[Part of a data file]
_ _ _ _ _ _ _

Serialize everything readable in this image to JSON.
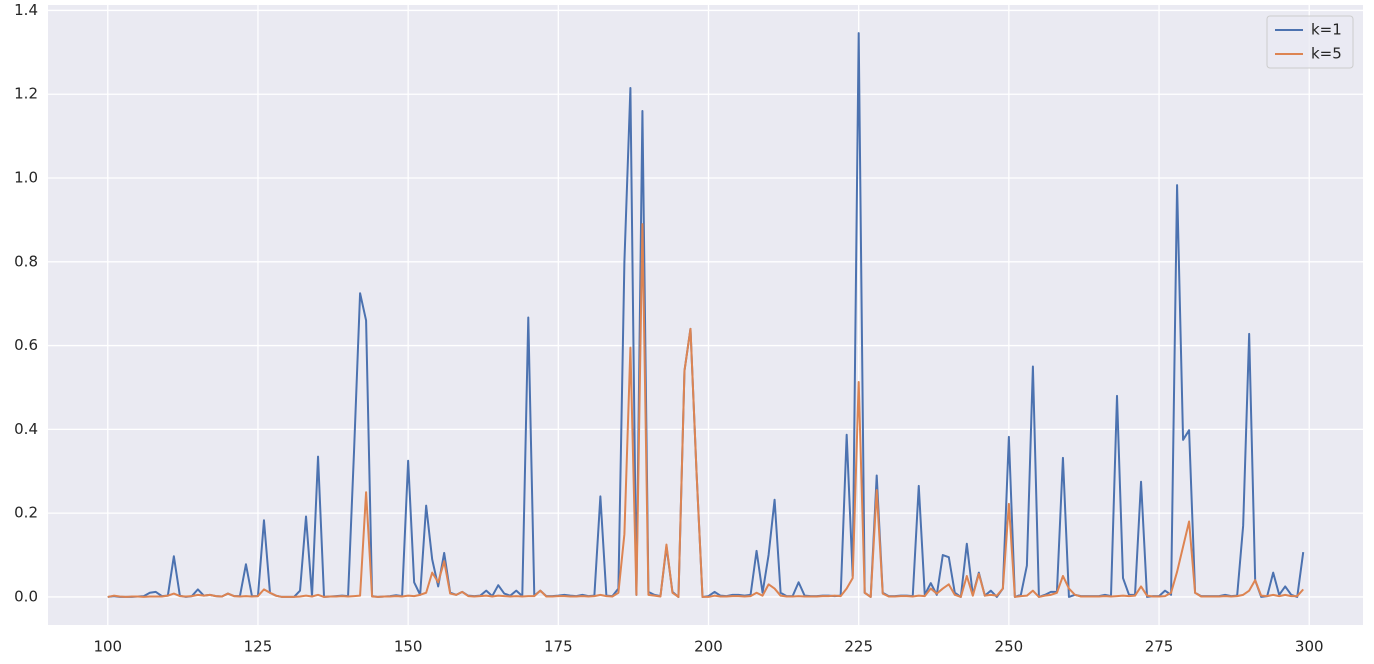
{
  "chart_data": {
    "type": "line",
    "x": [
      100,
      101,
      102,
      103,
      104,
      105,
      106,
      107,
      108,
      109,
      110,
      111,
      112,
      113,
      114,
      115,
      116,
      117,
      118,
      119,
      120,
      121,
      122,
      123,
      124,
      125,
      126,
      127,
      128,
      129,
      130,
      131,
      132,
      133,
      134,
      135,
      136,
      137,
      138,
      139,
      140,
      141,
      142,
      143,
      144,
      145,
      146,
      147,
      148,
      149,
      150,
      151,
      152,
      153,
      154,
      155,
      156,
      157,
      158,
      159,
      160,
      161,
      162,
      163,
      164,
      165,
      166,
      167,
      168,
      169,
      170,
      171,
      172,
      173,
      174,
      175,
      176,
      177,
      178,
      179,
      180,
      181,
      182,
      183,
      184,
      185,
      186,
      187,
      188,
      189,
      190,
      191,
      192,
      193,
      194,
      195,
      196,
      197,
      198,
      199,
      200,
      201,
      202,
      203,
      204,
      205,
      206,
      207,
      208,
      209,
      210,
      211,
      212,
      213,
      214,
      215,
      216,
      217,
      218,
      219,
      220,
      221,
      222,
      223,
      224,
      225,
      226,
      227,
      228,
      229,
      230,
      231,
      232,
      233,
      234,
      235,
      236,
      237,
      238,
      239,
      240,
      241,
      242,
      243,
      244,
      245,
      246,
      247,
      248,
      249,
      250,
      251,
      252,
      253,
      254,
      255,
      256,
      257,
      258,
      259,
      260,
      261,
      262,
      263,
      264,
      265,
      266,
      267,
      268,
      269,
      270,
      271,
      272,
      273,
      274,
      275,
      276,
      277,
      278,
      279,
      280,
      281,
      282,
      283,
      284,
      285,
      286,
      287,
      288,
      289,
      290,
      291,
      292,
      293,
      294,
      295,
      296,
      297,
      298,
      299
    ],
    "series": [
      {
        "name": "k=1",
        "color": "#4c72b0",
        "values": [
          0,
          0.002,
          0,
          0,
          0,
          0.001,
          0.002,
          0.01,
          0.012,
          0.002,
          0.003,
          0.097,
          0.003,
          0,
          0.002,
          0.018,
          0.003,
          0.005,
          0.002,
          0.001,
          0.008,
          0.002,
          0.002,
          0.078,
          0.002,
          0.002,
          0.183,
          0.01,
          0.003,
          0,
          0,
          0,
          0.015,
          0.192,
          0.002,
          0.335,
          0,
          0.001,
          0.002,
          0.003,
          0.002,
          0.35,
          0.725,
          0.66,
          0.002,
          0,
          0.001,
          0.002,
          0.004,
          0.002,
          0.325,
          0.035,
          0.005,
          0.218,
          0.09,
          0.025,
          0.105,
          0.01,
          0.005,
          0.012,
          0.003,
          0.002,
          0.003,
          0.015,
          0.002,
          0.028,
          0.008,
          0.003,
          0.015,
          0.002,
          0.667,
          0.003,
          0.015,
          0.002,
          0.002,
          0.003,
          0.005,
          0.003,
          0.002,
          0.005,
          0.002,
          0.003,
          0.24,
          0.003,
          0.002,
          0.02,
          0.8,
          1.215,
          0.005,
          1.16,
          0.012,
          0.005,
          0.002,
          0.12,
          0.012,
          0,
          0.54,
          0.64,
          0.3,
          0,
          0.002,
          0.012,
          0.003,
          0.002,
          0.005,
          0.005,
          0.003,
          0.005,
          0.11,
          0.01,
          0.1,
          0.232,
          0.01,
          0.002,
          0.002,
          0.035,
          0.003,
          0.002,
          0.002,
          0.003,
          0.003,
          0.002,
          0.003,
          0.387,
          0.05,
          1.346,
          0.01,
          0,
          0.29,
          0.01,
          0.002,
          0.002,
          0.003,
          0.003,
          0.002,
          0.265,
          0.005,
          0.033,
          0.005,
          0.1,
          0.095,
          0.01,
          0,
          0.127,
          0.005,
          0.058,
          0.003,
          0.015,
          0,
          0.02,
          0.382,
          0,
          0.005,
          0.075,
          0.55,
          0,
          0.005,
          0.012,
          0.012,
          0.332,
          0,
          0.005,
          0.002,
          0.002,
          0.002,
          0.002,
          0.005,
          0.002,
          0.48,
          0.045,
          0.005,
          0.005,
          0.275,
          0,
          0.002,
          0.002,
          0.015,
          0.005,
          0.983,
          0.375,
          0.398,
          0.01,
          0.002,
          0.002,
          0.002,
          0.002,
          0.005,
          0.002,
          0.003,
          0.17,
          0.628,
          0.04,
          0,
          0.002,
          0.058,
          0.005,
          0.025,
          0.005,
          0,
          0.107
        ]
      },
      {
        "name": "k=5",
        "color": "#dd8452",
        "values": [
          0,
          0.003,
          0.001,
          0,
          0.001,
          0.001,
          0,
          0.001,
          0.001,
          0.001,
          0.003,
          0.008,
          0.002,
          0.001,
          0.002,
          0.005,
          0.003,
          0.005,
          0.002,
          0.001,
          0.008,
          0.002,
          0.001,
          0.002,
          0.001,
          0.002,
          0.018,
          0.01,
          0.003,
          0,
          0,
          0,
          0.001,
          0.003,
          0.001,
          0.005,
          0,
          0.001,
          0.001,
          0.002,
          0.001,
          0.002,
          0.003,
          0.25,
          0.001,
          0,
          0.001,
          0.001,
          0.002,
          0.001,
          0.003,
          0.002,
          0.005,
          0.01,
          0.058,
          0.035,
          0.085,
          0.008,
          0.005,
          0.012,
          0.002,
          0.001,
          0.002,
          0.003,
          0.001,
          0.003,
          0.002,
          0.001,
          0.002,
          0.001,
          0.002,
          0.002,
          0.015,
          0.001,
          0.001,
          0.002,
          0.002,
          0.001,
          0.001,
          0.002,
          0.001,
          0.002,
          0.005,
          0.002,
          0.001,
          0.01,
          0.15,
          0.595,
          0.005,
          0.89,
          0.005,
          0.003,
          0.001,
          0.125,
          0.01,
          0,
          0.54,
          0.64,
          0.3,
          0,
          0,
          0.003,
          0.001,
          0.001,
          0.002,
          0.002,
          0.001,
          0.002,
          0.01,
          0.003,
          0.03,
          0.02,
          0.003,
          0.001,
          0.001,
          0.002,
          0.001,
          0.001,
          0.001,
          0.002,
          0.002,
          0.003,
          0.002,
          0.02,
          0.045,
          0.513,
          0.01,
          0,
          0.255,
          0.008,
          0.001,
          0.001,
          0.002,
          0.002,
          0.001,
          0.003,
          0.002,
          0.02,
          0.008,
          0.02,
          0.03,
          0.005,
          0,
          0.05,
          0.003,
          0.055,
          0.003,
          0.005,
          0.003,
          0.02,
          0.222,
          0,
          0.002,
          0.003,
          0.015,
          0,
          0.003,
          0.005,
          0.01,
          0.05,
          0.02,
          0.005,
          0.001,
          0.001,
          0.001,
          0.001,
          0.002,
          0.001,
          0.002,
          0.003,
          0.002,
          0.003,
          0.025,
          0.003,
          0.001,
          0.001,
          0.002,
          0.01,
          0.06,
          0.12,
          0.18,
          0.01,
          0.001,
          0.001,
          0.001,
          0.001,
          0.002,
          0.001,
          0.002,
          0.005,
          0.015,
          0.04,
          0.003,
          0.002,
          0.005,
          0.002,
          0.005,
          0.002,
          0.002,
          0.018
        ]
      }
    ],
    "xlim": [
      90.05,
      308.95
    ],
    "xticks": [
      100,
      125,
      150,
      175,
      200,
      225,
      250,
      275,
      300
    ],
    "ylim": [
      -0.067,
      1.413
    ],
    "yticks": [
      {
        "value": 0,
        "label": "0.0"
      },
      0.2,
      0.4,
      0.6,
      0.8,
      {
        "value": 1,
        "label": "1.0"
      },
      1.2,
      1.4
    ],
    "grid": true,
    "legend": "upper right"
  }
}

_ _ _ _ _ _ _

### [Task]
Pictures stay out; reproduce every line of the records exactly.

### [Final result]
Serialize everything readable in this image to JSON.
{
  "chart_data": {
    "type": "line",
    "x": [
      100,
      101,
      102,
      103,
      104,
      105,
      106,
      107,
      108,
      109,
      110,
      111,
      112,
      113,
      114,
      115,
      116,
      117,
      118,
      119,
      120,
      121,
      122,
      123,
      124,
      125,
      126,
      127,
      128,
      129,
      130,
      131,
      132,
      133,
      134,
      135,
      136,
      137,
      138,
      139,
      140,
      141,
      142,
      143,
      144,
      145,
      146,
      147,
      148,
      149,
      150,
      151,
      152,
      153,
      154,
      155,
      156,
      157,
      158,
      159,
      160,
      161,
      162,
      163,
      164,
      165,
      166,
      167,
      168,
      169,
      170,
      171,
      172,
      173,
      174,
      175,
      176,
      177,
      178,
      179,
      180,
      181,
      182,
      183,
      184,
      185,
      186,
      187,
      188,
      189,
      190,
      191,
      192,
      193,
      194,
      195,
      196,
      197,
      198,
      199,
      200,
      201,
      202,
      203,
      204,
      205,
      206,
      207,
      208,
      209,
      210,
      211,
      212,
      213,
      214,
      215,
      216,
      217,
      218,
      219,
      220,
      221,
      222,
      223,
      224,
      225,
      226,
      227,
      228,
      229,
      230,
      231,
      232,
      233,
      234,
      235,
      236,
      237,
      238,
      239,
      240,
      241,
      242,
      243,
      244,
      245,
      246,
      247,
      248,
      249,
      250,
      251,
      252,
      253,
      254,
      255,
      256,
      257,
      258,
      259,
      260,
      261,
      262,
      263,
      264,
      265,
      266,
      267,
      268,
      269,
      270,
      271,
      272,
      273,
      274,
      275,
      276,
      277,
      278,
      279,
      280,
      281,
      282,
      283,
      284,
      285,
      286,
      287,
      288,
      289,
      290,
      291,
      292,
      293,
      294,
      295,
      296,
      297,
      298,
      299
    ],
    "series": [
      {
        "name": "k=1",
        "color": "#4c72b0",
        "values": [
          0,
          0.002,
          0,
          0,
          0,
          0.001,
          0.002,
          0.01,
          0.012,
          0.002,
          0.003,
          0.097,
          0.003,
          0,
          0.002,
          0.018,
          0.003,
          0.005,
          0.002,
          0.001,
          0.008,
          0.002,
          0.002,
          0.078,
          0.002,
          0.002,
          0.183,
          0.01,
          0.003,
          0,
          0,
          0,
          0.015,
          0.192,
          0.002,
          0.335,
          0,
          0.001,
          0.002,
          0.003,
          0.002,
          0.35,
          0.725,
          0.66,
          0.002,
          0,
          0.001,
          0.002,
          0.004,
          0.002,
          0.325,
          0.035,
          0.005,
          0.218,
          0.09,
          0.025,
          0.105,
          0.01,
          0.005,
          0.012,
          0.003,
          0.002,
          0.003,
          0.015,
          0.002,
          0.028,
          0.008,
          0.003,
          0.015,
          0.002,
          0.667,
          0.003,
          0.015,
          0.002,
          0.002,
          0.003,
          0.005,
          0.003,
          0.002,
          0.005,
          0.002,
          0.003,
          0.24,
          0.003,
          0.002,
          0.02,
          0.8,
          1.215,
          0.005,
          1.16,
          0.012,
          0.005,
          0.002,
          0.12,
          0.012,
          0,
          0.54,
          0.64,
          0.3,
          0,
          0.002,
          0.012,
          0.003,
          0.002,
          0.005,
          0.005,
          0.003,
          0.005,
          0.11,
          0.01,
          0.1,
          0.232,
          0.01,
          0.002,
          0.002,
          0.035,
          0.003,
          0.002,
          0.002,
          0.003,
          0.003,
          0.002,
          0.003,
          0.387,
          0.05,
          1.346,
          0.01,
          0,
          0.29,
          0.01,
          0.002,
          0.002,
          0.003,
          0.003,
          0.002,
          0.265,
          0.005,
          0.033,
          0.005,
          0.1,
          0.095,
          0.01,
          0,
          0.127,
          0.005,
          0.058,
          0.003,
          0.015,
          0,
          0.02,
          0.382,
          0,
          0.005,
          0.075,
          0.55,
          0,
          0.005,
          0.012,
          0.012,
          0.332,
          0,
          0.005,
          0.002,
          0.002,
          0.002,
          0.002,
          0.005,
          0.002,
          0.48,
          0.045,
          0.005,
          0.005,
          0.275,
          0,
          0.002,
          0.002,
          0.015,
          0.005,
          0.983,
          0.375,
          0.398,
          0.01,
          0.002,
          0.002,
          0.002,
          0.002,
          0.005,
          0.002,
          0.003,
          0.17,
          0.628,
          0.04,
          0,
          0.002,
          0.058,
          0.005,
          0.025,
          0.005,
          0,
          0.107
        ]
      },
      {
        "name": "k=5",
        "color": "#dd8452",
        "values": [
          0,
          0.003,
          0.001,
          0,
          0.001,
          0.001,
          0,
          0.001,
          0.001,
          0.001,
          0.003,
          0.008,
          0.002,
          0.001,
          0.002,
          0.005,
          0.003,
          0.005,
          0.002,
          0.001,
          0.008,
          0.002,
          0.001,
          0.002,
          0.001,
          0.002,
          0.018,
          0.01,
          0.003,
          0,
          0,
          0,
          0.001,
          0.003,
          0.001,
          0.005,
          0,
          0.001,
          0.001,
          0.002,
          0.001,
          0.002,
          0.003,
          0.25,
          0.001,
          0,
          0.001,
          0.001,
          0.002,
          0.001,
          0.003,
          0.002,
          0.005,
          0.01,
          0.058,
          0.035,
          0.085,
          0.008,
          0.005,
          0.012,
          0.002,
          0.001,
          0.002,
          0.003,
          0.001,
          0.003,
          0.002,
          0.001,
          0.002,
          0.001,
          0.002,
          0.002,
          0.015,
          0.001,
          0.001,
          0.002,
          0.002,
          0.001,
          0.001,
          0.002,
          0.001,
          0.002,
          0.005,
          0.002,
          0.001,
          0.01,
          0.15,
          0.595,
          0.005,
          0.89,
          0.005,
          0.003,
          0.001,
          0.125,
          0.01,
          0,
          0.54,
          0.64,
          0.3,
          0,
          0,
          0.003,
          0.001,
          0.001,
          0.002,
          0.002,
          0.001,
          0.002,
          0.01,
          0.003,
          0.03,
          0.02,
          0.003,
          0.001,
          0.001,
          0.002,
          0.001,
          0.001,
          0.001,
          0.002,
          0.002,
          0.003,
          0.002,
          0.02,
          0.045,
          0.513,
          0.01,
          0,
          0.255,
          0.008,
          0.001,
          0.001,
          0.002,
          0.002,
          0.001,
          0.003,
          0.002,
          0.02,
          0.008,
          0.02,
          0.03,
          0.005,
          0,
          0.05,
          0.003,
          0.055,
          0.003,
          0.005,
          0.003,
          0.02,
          0.222,
          0,
          0.002,
          0.003,
          0.015,
          0,
          0.003,
          0.005,
          0.01,
          0.05,
          0.02,
          0.005,
          0.001,
          0.001,
          0.001,
          0.001,
          0.002,
          0.001,
          0.002,
          0.003,
          0.002,
          0.003,
          0.025,
          0.003,
          0.001,
          0.001,
          0.002,
          0.01,
          0.06,
          0.12,
          0.18,
          0.01,
          0.001,
          0.001,
          0.001,
          0.001,
          0.002,
          0.001,
          0.002,
          0.005,
          0.015,
          0.04,
          0.003,
          0.002,
          0.005,
          0.002,
          0.005,
          0.002,
          0.002,
          0.018
        ]
      }
    ],
    "xlim": [
      90.05,
      308.95
    ],
    "xticks": [
      100,
      125,
      150,
      175,
      200,
      225,
      250,
      275,
      300
    ],
    "ylim": [
      -0.067,
      1.413
    ],
    "yticks": [
      {
        "value": 0,
        "label": "0.0"
      },
      0.2,
      0.4,
      0.6,
      0.8,
      {
        "value": 1,
        "label": "1.0"
      },
      1.2,
      1.4
    ],
    "grid": true,
    "legend": "upper right"
  }
}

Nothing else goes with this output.